* Aim of the exercise
Spot each line in the records below where the word "name" occurs, then copy it.

* Records provided
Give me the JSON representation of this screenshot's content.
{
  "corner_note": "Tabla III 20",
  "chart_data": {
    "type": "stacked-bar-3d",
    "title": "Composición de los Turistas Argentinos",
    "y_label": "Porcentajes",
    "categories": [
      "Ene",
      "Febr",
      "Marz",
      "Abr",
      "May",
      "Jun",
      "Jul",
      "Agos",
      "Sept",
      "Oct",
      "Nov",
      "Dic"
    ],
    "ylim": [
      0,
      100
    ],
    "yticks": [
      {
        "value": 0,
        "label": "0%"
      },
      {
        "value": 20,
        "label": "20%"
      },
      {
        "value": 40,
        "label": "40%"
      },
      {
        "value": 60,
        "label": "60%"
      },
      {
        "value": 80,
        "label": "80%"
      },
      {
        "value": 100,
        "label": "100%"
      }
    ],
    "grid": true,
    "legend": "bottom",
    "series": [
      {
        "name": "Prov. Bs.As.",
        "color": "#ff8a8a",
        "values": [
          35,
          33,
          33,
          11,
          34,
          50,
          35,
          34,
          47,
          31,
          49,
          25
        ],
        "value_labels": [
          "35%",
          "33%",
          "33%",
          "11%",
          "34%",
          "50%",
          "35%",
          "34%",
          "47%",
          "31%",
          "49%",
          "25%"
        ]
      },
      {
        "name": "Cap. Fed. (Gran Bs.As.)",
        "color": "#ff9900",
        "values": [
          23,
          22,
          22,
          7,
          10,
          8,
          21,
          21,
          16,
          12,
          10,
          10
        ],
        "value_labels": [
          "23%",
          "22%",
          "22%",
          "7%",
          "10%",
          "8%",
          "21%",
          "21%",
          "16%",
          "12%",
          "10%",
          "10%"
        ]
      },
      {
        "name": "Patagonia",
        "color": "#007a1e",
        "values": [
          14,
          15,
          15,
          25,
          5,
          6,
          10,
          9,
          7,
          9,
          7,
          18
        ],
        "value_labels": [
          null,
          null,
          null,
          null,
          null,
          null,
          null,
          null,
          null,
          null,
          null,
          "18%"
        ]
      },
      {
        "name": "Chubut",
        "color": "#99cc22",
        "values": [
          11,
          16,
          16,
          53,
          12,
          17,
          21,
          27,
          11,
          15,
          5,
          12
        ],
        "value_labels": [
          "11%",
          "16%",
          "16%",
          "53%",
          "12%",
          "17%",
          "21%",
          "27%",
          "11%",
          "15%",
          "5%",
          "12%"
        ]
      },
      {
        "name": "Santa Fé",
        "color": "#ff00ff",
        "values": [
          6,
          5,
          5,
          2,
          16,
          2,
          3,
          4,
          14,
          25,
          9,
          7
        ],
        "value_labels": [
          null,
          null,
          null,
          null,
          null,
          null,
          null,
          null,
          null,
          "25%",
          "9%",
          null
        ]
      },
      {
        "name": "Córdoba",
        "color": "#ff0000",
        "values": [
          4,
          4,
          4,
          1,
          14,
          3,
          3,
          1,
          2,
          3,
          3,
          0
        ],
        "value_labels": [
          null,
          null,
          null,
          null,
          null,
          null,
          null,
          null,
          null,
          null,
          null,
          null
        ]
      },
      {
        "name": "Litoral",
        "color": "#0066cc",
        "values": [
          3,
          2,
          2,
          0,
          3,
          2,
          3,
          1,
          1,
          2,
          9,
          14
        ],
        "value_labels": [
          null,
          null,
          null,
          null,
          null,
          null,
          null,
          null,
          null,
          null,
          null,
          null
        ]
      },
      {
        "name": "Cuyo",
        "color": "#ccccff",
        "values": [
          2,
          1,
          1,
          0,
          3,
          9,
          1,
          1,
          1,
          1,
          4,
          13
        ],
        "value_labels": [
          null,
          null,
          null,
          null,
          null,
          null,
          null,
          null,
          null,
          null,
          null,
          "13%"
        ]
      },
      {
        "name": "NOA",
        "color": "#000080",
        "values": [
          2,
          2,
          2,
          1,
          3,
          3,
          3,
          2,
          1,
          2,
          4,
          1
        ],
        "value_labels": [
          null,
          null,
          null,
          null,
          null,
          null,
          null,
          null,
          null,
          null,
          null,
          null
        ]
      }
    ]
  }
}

* Exercise output
        "name": "Prov. Bs.As.",
        "name": "Cap. Fed. (Gran Bs.As.)",
        "name": "Patagonia",
        "name": "Chubut",
        "name": "Santa Fé",
        "name": "Córdoba",
        "name": "Litoral",
        "name": "Cuyo",
        "name": "NOA",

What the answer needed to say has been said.